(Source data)

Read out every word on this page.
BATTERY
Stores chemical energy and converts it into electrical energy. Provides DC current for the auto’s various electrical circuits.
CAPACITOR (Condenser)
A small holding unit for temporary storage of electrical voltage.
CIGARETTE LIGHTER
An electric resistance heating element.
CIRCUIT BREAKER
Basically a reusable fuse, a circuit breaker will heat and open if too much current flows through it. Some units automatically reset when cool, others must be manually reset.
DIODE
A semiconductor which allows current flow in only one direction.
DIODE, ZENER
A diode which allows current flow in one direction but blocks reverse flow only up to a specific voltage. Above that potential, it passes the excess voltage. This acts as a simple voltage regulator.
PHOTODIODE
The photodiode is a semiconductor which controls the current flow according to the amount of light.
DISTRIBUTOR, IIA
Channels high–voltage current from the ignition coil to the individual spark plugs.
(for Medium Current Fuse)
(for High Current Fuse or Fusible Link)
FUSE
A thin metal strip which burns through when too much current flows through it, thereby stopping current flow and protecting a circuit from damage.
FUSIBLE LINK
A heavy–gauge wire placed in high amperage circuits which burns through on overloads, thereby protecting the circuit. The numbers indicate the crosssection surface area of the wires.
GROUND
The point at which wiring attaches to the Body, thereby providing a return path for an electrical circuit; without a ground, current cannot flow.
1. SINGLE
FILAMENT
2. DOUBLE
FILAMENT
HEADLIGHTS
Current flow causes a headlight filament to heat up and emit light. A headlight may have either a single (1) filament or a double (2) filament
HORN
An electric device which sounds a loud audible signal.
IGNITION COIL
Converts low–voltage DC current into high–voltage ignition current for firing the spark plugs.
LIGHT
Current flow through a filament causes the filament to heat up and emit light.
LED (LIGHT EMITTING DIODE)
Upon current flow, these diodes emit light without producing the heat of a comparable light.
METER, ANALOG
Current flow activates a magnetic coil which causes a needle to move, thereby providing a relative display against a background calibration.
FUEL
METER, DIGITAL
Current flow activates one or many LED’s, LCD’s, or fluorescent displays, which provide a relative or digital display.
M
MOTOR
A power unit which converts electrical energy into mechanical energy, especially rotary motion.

WHAT IS ASKED ::
Compute the number of lines above that contain the string "without". Reply with that value only.

COMPLETE RESPONSE ::
2